_PROBLEM TO SOLVE_
Note how many lines hold the string "models" and give that number without any other words.

(Extracted data entries)
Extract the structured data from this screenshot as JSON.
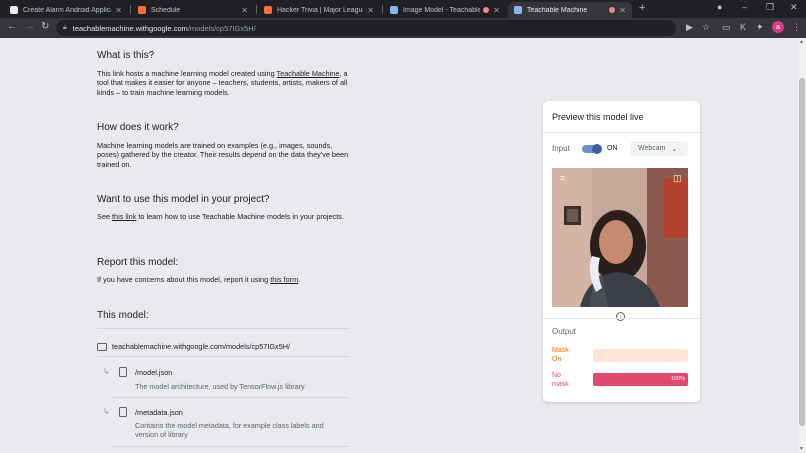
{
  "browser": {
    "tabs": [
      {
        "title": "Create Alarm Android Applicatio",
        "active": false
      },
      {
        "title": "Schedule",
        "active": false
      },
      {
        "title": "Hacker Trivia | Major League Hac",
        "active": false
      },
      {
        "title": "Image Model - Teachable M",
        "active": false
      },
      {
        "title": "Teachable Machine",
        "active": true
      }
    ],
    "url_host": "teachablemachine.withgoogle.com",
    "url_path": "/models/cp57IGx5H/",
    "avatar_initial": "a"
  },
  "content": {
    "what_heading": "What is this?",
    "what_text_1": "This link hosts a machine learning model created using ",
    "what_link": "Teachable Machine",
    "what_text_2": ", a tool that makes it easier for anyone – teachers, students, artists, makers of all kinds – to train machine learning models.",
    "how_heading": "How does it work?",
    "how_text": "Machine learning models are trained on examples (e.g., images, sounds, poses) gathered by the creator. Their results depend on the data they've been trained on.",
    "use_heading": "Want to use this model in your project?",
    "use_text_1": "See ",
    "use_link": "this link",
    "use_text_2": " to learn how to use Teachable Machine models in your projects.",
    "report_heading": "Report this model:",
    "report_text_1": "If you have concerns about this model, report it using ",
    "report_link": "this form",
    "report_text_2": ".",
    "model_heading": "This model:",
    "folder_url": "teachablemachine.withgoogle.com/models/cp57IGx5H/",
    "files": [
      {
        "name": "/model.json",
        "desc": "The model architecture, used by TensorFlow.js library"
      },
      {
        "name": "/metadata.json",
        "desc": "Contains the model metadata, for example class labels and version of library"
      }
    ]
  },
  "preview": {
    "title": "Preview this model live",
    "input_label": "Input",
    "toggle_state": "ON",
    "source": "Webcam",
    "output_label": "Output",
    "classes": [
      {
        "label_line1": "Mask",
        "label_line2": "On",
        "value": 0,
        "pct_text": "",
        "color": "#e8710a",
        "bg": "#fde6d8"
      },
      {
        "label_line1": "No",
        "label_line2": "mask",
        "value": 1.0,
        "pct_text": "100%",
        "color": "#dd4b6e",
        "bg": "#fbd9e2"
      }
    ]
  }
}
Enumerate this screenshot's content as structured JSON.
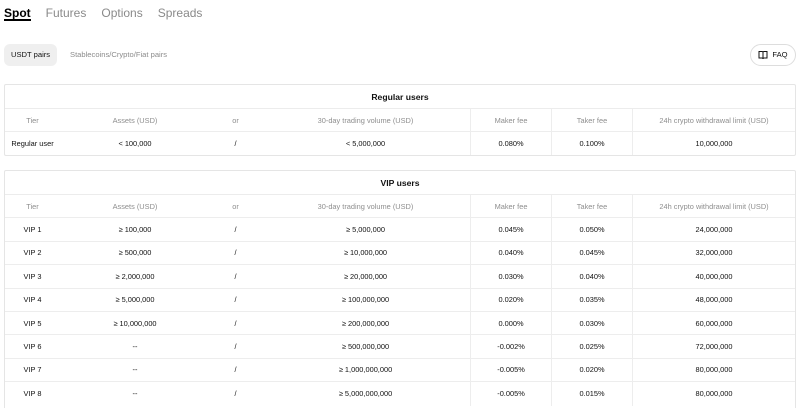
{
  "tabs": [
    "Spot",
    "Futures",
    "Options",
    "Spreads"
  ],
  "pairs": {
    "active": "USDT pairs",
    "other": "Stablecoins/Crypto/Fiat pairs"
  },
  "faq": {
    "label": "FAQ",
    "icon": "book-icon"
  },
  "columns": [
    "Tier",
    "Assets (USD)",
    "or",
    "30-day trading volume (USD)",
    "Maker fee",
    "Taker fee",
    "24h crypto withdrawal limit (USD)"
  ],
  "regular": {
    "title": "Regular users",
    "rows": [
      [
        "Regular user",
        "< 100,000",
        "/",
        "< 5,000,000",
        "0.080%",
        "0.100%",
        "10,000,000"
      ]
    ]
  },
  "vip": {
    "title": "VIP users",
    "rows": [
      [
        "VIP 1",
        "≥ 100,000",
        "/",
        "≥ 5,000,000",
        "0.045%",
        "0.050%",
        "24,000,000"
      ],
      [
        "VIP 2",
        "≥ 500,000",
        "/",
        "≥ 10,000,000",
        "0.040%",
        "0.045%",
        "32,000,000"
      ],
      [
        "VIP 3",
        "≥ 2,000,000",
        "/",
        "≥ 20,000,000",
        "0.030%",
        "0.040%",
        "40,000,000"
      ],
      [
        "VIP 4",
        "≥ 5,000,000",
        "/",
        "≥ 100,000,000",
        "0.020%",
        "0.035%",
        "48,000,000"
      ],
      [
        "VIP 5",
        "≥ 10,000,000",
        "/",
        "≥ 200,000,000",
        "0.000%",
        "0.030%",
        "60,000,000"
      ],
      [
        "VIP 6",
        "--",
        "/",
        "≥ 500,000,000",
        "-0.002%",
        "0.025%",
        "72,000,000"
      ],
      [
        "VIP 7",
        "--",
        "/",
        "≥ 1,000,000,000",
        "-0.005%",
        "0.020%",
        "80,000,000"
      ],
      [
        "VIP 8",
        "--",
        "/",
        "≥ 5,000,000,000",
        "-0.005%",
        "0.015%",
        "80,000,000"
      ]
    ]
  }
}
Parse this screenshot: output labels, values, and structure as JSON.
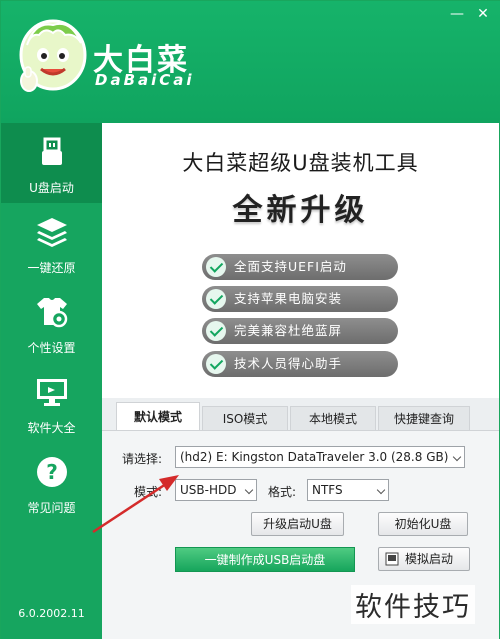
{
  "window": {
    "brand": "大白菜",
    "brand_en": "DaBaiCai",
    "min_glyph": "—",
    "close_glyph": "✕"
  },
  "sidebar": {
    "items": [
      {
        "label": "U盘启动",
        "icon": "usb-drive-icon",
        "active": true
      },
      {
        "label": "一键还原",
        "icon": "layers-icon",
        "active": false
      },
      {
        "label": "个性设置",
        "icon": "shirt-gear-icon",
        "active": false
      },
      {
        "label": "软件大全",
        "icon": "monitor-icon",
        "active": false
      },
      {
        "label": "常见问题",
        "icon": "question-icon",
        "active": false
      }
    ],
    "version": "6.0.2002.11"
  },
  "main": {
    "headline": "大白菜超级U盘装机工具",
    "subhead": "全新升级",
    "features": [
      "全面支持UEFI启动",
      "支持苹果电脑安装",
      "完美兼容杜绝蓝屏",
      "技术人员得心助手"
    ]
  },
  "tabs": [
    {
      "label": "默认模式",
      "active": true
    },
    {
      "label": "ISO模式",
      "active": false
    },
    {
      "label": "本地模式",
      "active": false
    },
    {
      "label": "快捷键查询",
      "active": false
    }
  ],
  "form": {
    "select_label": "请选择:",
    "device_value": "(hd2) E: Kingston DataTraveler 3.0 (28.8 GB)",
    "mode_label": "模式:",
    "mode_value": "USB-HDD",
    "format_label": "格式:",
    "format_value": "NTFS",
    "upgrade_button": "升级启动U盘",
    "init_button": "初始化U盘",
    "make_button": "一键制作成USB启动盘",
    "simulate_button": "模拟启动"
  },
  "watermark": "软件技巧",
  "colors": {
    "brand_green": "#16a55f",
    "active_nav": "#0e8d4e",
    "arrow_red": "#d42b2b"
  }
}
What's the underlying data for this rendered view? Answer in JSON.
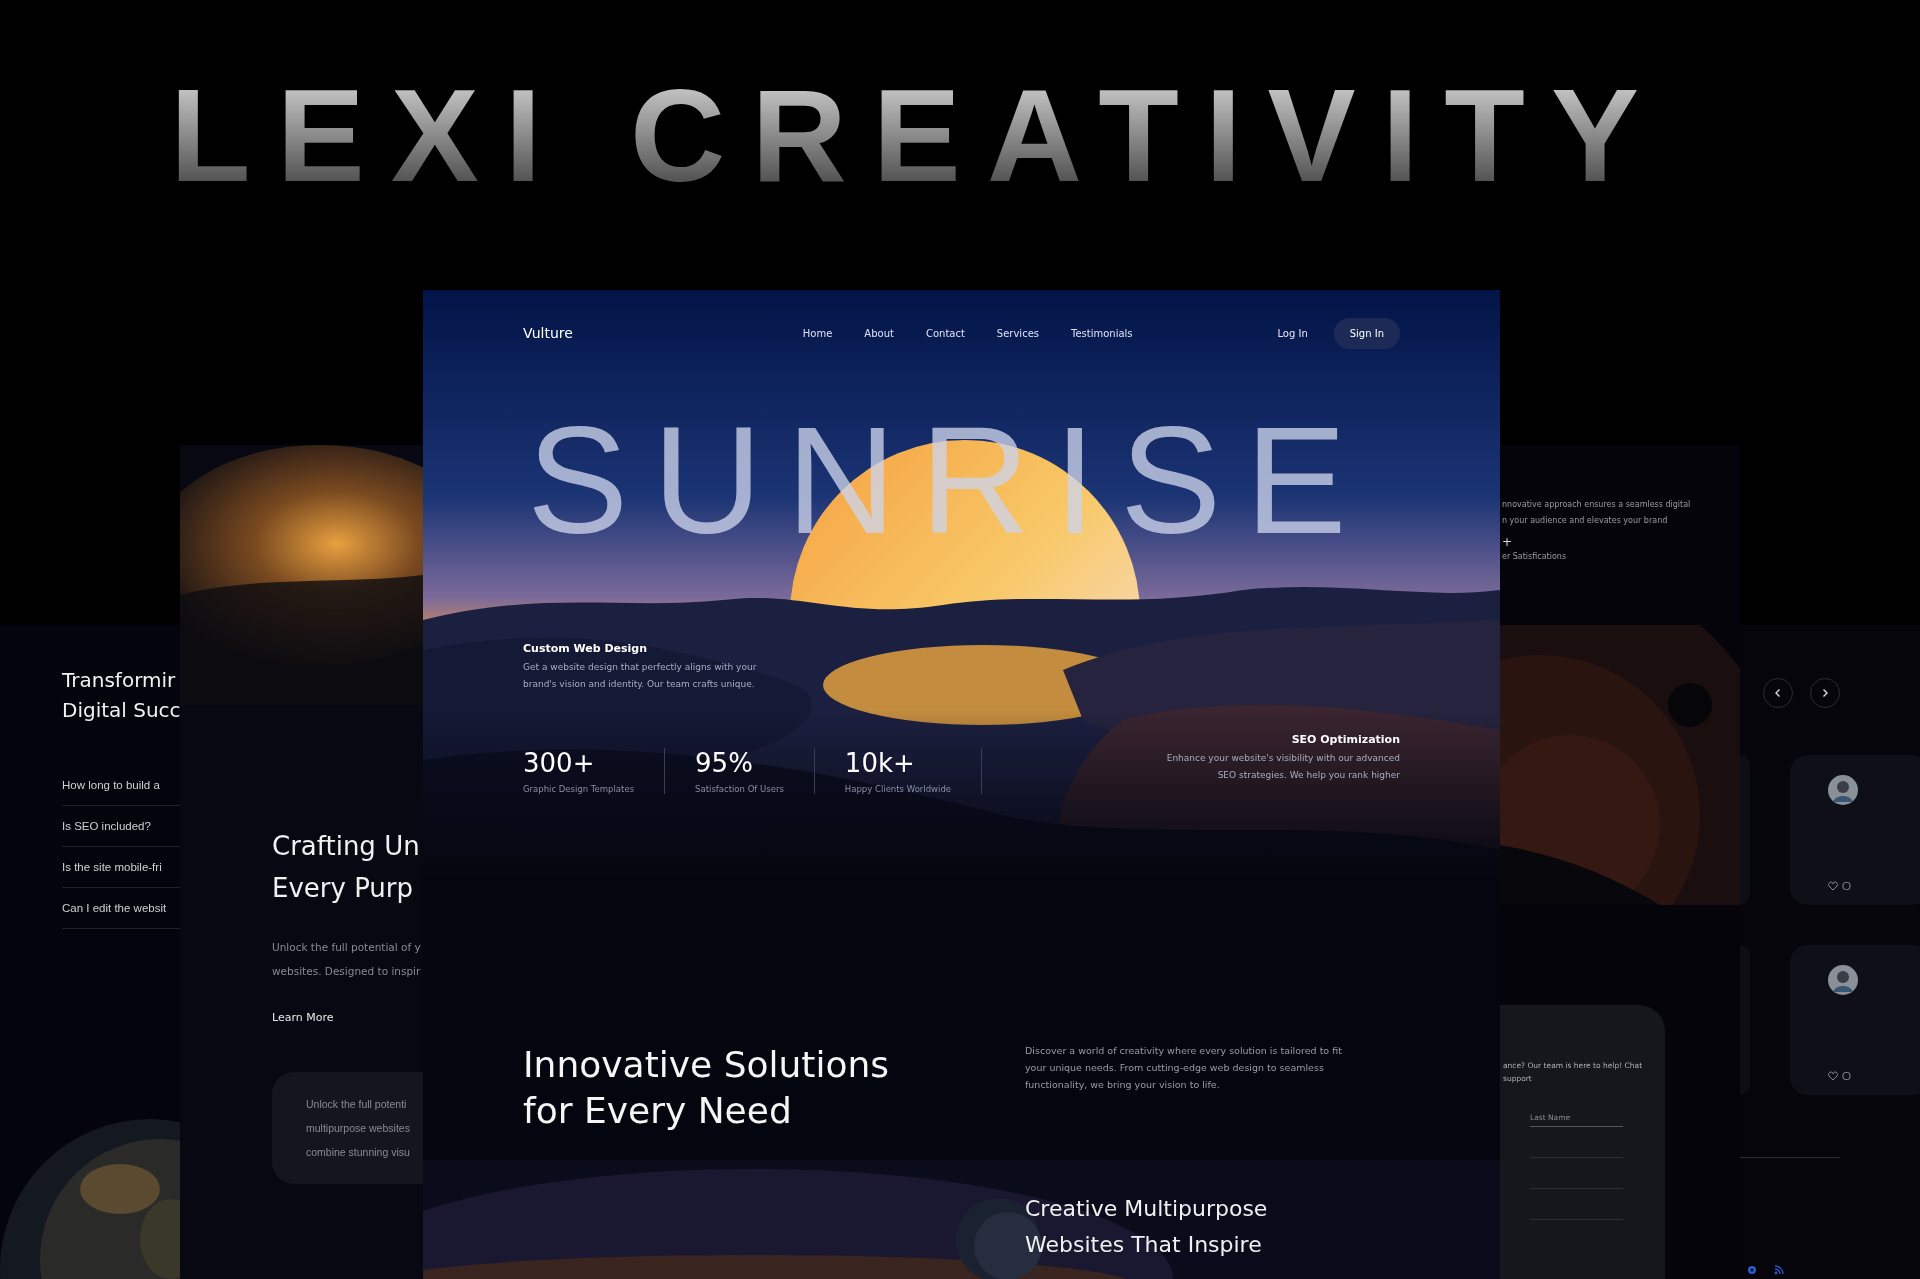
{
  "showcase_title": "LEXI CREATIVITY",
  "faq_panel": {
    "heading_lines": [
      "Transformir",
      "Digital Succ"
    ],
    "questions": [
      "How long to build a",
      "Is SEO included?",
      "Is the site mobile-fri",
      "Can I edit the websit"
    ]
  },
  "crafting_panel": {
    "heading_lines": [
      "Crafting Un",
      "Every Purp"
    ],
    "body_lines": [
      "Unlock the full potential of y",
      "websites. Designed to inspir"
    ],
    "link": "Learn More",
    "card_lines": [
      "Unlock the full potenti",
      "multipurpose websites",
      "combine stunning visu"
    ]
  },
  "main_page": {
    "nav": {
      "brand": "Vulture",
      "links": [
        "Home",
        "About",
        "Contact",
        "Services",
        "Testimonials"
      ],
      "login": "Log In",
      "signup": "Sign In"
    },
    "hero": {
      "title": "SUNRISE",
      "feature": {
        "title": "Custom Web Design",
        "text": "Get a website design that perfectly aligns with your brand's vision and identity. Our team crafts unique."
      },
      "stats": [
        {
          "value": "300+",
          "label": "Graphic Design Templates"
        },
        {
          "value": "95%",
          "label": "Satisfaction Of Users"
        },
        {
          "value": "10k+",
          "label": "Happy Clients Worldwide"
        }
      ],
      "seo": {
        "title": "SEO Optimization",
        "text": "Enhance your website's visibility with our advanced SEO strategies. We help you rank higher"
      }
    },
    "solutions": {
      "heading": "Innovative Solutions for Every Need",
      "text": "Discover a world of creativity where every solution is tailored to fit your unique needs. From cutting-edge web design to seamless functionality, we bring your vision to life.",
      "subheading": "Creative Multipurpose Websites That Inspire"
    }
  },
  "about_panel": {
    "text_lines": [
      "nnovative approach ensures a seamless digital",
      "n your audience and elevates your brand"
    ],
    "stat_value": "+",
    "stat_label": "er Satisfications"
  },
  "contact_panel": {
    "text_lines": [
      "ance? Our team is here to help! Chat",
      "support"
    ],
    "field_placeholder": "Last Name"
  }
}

_THE RESPONSE_
5